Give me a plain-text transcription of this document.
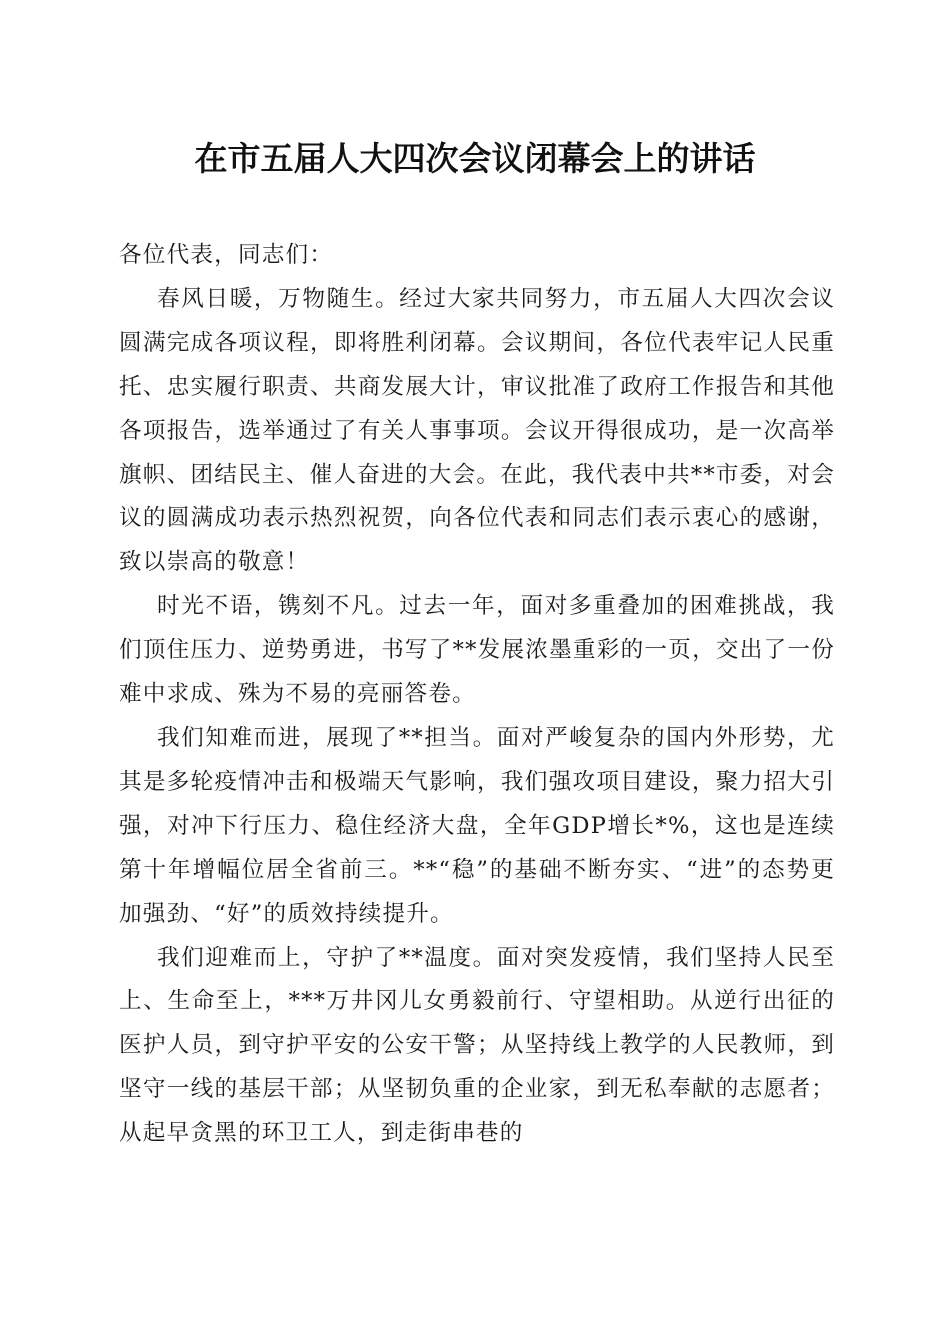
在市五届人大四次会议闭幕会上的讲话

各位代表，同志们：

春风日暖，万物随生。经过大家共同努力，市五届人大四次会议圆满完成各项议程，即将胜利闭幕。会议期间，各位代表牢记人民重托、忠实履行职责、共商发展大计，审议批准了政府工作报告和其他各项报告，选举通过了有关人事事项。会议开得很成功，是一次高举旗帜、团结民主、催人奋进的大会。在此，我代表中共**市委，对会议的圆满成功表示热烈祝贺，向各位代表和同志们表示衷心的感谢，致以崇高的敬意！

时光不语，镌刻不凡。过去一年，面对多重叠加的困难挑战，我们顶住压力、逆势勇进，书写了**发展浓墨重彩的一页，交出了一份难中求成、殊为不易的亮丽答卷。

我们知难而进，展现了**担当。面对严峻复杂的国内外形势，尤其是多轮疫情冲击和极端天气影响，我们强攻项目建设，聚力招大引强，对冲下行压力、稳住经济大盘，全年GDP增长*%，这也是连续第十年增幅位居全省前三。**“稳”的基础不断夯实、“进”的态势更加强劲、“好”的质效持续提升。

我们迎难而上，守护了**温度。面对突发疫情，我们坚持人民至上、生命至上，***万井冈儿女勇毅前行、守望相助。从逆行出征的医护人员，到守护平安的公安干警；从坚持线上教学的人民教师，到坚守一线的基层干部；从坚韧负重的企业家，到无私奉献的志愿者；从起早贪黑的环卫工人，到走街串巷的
________________________________________
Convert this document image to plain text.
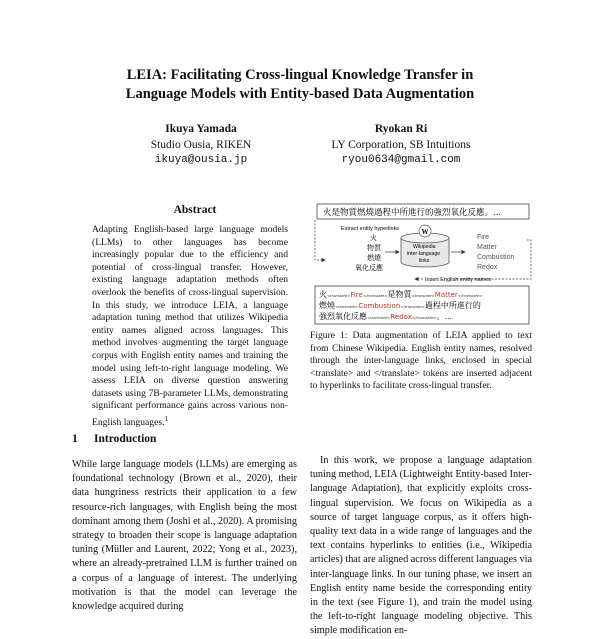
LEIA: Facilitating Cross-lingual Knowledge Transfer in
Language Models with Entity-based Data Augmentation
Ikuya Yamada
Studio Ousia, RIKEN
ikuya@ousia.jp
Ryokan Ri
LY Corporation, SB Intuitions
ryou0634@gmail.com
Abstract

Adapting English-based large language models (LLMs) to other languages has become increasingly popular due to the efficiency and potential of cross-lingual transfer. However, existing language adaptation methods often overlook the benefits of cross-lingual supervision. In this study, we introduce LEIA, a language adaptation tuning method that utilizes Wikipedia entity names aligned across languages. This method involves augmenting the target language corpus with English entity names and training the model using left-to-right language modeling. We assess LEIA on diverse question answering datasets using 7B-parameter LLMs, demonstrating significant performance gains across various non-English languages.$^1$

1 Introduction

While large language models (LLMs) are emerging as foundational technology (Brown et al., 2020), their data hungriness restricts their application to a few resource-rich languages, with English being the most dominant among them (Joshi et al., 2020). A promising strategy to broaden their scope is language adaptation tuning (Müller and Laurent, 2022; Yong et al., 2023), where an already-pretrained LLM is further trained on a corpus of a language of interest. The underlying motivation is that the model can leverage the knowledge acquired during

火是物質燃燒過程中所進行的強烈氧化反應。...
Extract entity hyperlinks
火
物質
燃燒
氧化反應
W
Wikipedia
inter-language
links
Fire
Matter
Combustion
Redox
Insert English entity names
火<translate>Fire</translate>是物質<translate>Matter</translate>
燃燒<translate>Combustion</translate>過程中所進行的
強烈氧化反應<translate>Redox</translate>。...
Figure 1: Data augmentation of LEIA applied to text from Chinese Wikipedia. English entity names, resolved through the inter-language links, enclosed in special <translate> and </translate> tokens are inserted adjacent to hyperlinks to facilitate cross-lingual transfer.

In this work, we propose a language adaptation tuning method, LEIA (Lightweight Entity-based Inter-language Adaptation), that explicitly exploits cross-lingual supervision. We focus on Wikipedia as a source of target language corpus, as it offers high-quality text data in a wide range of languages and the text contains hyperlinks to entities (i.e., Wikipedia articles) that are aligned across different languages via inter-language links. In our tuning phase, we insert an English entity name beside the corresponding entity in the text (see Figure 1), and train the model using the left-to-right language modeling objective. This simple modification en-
________________________________________
### To be done
Where a line in the entries holds the word "text", copy that line.

### Problem solution
Give me a plain-text transcription of this document.
Convert this document image to plain text.
Figure 1: Data augmentation of LEIA applied to text from Chinese Wikipedia. English entity names, resolved through the inter-language links, enclosed in special <translate> and </translate> tokens are inserted adjacent to hyperlinks to facilitate cross-lingual transfer.
In this work, we propose a language adaptation tuning method, LEIA (Lightweight Entity-based Inter-language Adaptation), that explicitly exploits cross-lingual supervision. We focus on Wikipedia as a source of target language corpus, as it offers high-quality text data in a wide range of languages and the text contains hyperlinks to entities (i.e., Wikipedia articles) that are aligned across different languages via inter-language links. In our tuning phase, we insert an English entity name beside the corresponding entity in the text (see Figure 1), and train the model using the left-to-right language modeling objective. This simple modification en-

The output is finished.